Stated exercise
Search the material below for the word "كلمة" and copy every line in which it occurs.

— START —

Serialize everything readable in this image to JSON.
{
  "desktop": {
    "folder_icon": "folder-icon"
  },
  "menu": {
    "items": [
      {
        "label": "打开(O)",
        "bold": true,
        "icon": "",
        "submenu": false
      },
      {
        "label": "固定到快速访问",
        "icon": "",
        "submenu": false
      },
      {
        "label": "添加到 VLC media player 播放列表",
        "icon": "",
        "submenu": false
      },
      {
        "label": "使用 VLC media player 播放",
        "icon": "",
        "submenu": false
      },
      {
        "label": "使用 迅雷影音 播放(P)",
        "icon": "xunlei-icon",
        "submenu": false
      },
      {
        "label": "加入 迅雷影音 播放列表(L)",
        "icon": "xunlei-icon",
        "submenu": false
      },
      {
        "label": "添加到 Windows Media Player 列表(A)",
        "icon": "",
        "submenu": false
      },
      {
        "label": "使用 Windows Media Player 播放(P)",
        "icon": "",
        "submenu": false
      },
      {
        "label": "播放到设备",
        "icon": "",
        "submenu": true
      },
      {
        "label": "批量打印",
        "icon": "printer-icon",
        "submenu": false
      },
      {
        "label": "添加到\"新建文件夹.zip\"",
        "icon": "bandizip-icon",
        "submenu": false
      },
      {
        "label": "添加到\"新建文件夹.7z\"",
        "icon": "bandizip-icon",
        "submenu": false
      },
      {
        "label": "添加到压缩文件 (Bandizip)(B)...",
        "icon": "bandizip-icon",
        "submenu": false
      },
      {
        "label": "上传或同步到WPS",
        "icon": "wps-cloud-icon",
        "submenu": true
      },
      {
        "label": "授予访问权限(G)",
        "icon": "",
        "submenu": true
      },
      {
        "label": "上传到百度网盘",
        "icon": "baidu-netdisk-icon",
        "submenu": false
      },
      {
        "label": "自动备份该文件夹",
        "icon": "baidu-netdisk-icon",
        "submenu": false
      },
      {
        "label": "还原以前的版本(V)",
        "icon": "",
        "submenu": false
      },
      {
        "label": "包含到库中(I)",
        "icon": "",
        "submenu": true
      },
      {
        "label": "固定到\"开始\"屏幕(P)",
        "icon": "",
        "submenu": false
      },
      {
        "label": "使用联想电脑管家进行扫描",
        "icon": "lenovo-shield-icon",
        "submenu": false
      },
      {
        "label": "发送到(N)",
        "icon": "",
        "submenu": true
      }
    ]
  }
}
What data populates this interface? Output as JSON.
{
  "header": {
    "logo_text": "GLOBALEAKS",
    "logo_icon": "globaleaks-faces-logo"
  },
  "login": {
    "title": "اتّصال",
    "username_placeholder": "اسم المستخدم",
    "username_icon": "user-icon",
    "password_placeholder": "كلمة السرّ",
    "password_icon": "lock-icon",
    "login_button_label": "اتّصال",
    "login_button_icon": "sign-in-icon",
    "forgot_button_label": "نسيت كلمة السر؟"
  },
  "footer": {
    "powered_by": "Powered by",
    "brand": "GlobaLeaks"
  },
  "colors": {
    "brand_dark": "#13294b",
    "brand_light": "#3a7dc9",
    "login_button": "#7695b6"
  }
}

— END —

Exercise result
    "password_placeholder": "كلمة السرّ",
    "forgot_button_label": "نسيت كلمة السر؟"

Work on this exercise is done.